#### WHAT IS EXPECTED
Return the entries below in their exact form, leaving the pictures out.

============================================================

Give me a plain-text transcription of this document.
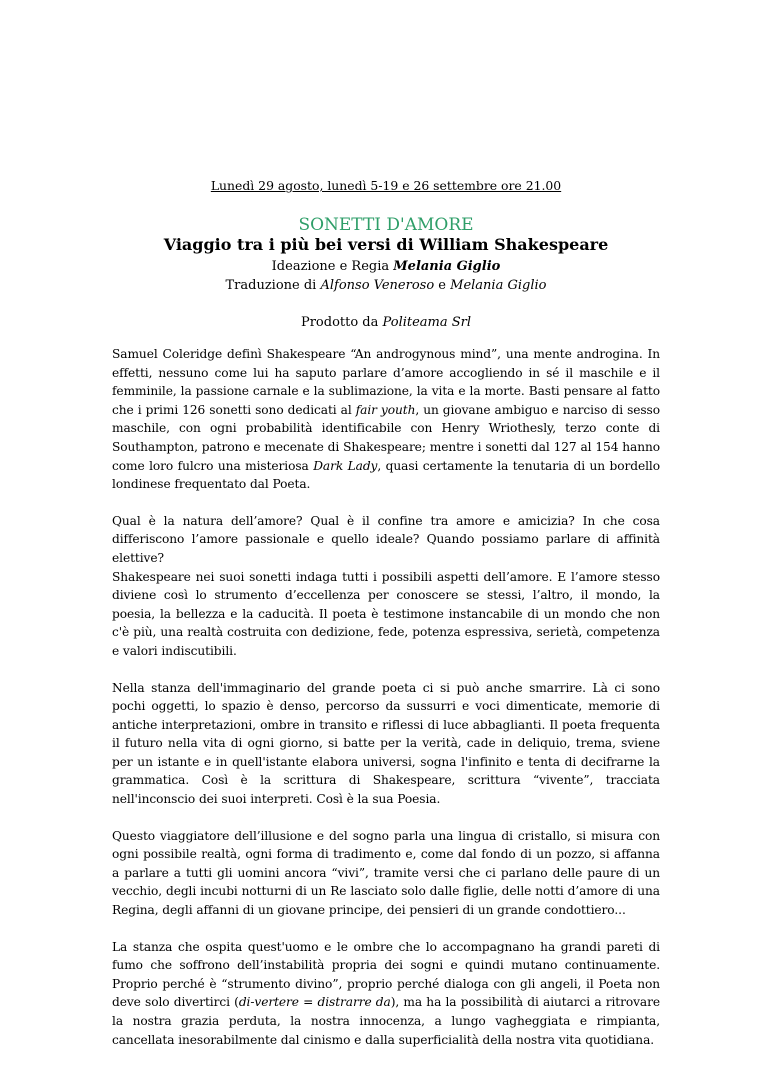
Lunedì 29 agosto, lunedì 5-19 e 26 settembre ore 21.00

SONETTI D'AMORE

Viaggio tra i più bei versi di William Shakespeare

Ideazione e Regia Melania Giglio

Traduzione di Alfonso Veneroso e Melania Giglio

Prodotto da Politeama Srl

Samuel Coleridge definì Shakespeare “An androgynous mind”, una mente androgina. In effetti, nessuno come lui ha saputo parlare d’amore accogliendo in sé il maschile e il femminile, la passione carnale e la sublimazione, la vita e la morte. Basti pensare al fatto che i primi 126 sonetti sono dedicati al fair youth, un giovane ambiguo e narciso di sesso maschile, con ogni probabilità identificabile con Henry Wriothesly, terzo conte di Southampton, patrono e mecenate di Shakespeare; mentre i sonetti dal 127 al 154 hanno come loro fulcro una misteriosa Dark Lady, quasi certamente la tenutaria di un bordello londinese frequentato dal Poeta.

Qual è la natura dell’amore? Qual è il confine tra amore e amicizia? In che cosa differiscono l’amore passionale e quello ideale? Quando possiamo parlare di affinità elettive?

Shakespeare nei suoi sonetti indaga tutti i possibili aspetti dell’amore. E l’amore stesso diviene così lo strumento d’eccellenza per conoscere se stessi, l’altro, il mondo, la poesia, la bellezza e la caducità. Il poeta è testimone instancabile di un mondo che non c'è più, una realtà costruita con dedizione, fede, potenza espressiva, serietà, competenza e valori indiscutibili.

Nella stanza dell'immaginario del grande poeta ci si può anche smarrire. Là ci sono pochi oggetti, lo spazio è denso, percorso da sussurri e voci dimenticate, memorie di antiche interpretazioni, ombre in transito e riflessi di luce abbaglianti. Il poeta frequenta il futuro nella vita di ogni giorno, si batte per la verità, cade in deliquio, trema, sviene per un istante e in quell'istante elabora universi, sogna l'infinito e tenta di decifrarne la grammatica. Così è la scrittura di Shakespeare, scrittura “vivente”, tracciata nell'inconscio dei suoi interpreti. Così è la sua Poesia.

Questo viaggiatore dell’illusione e del sogno parla una lingua di cristallo, si misura con ogni possibile realtà, ogni forma di tradimento e, come dal fondo di un pozzo, si affanna a parlare a tutti gli uomini ancora “vivi”, tramite versi che ci parlano delle paure di un vecchio, degli incubi notturni di un Re lasciato solo dalle figlie, delle notti d’amore di una Regina, degli affanni di un giovane principe, dei pensieri di un grande condottiero...

La stanza che ospita quest'uomo e le ombre che lo accompagnano ha grandi pareti di fumo che soffrono dell’instabilità propria dei sogni e quindi mutano continuamente. Proprio perché è “strumento divino”, proprio perché dialoga con gli angeli, il Poeta non deve solo divertirci (di-vertere = distrarre da), ma ha la possibilità di aiutarci a ritrovare la nostra grazia perduta, la nostra innocenza, a lungo vagheggiata e rimpianta, cancellata inesorabilmente dal cinismo e dalla superficialità della nostra vita quotidiana.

============================================================

#### RESPONSE TO THIS TASK
Give me a plain-text transcription of this document.
Lunedì 29 agosto, lunedì 5-19 e 26 settembre ore 21.00

SONETTI D'AMORE

Viaggio tra i più bei versi di William Shakespeare

Ideazione e Regia Melania Giglio

Traduzione di Alfonso Veneroso e Melania Giglio

Prodotto da Politeama Srl

Samuel Coleridge definì Shakespeare “An androgynous mind”, una mente androgina. In effetti, nessuno come lui ha saputo parlare d’amore accogliendo in sé il maschile e il femminile, la passione carnale e la sublimazione, la vita e la morte. Basti pensare al fatto che i primi 126 sonetti sono dedicati al fair youth, un giovane ambiguo e narciso di sesso maschile, con ogni probabilità identificabile con Henry Wriothesly, terzo conte di Southampton, patrono e mecenate di Shakespeare; mentre i sonetti dal 127 al 154 hanno come loro fulcro una misteriosa Dark Lady, quasi certamente la tenutaria di un bordello londinese frequentato dal Poeta.

Qual è la natura dell’amore? Qual è il confine tra amore e amicizia? In che cosa differiscono l’amore passionale e quello ideale? Quando possiamo parlare di affinità elettive?

Shakespeare nei suoi sonetti indaga tutti i possibili aspetti dell’amore. E l’amore stesso diviene così lo strumento d’eccellenza per conoscere se stessi, l’altro, il mondo, la poesia, la bellezza e la caducità. Il poeta è testimone instancabile di un mondo che non c'è più, una realtà costruita con dedizione, fede, potenza espressiva, serietà, competenza e valori indiscutibili.

Nella stanza dell'immaginario del grande poeta ci si può anche smarrire. Là ci sono pochi oggetti, lo spazio è denso, percorso da sussurri e voci dimenticate, memorie di antiche interpretazioni, ombre in transito e riflessi di luce abbaglianti. Il poeta frequenta il futuro nella vita di ogni giorno, si batte per la verità, cade in deliquio, trema, sviene per un istante e in quell'istante elabora universi, sogna l'infinito e tenta di decifrarne la grammatica. Così è la scrittura di Shakespeare, scrittura “vivente”, tracciata nell'inconscio dei suoi interpreti. Così è la sua Poesia.

Questo viaggiatore dell’illusione e del sogno parla una lingua di cristallo, si misura con ogni possibile realtà, ogni forma di tradimento e, come dal fondo di un pozzo, si affanna a parlare a tutti gli uomini ancora “vivi”, tramite versi che ci parlano delle paure di un vecchio, degli incubi notturni di un Re lasciato solo dalle figlie, delle notti d’amore di una Regina, degli affanni di un giovane principe, dei pensieri di un grande condottiero...

La stanza che ospita quest'uomo e le ombre che lo accompagnano ha grandi pareti di fumo che soffrono dell’instabilità propria dei sogni e quindi mutano continuamente. Proprio perché è “strumento divino”, proprio perché dialoga con gli angeli, il Poeta non deve solo divertirci (di-vertere = distrarre da), ma ha la possibilità di aiutarci a ritrovare la nostra grazia perduta, la nostra innocenza, a lungo vagheggiata e rimpianta, cancellata inesorabilmente dal cinismo e dalla superficialità della nostra vita quotidiana.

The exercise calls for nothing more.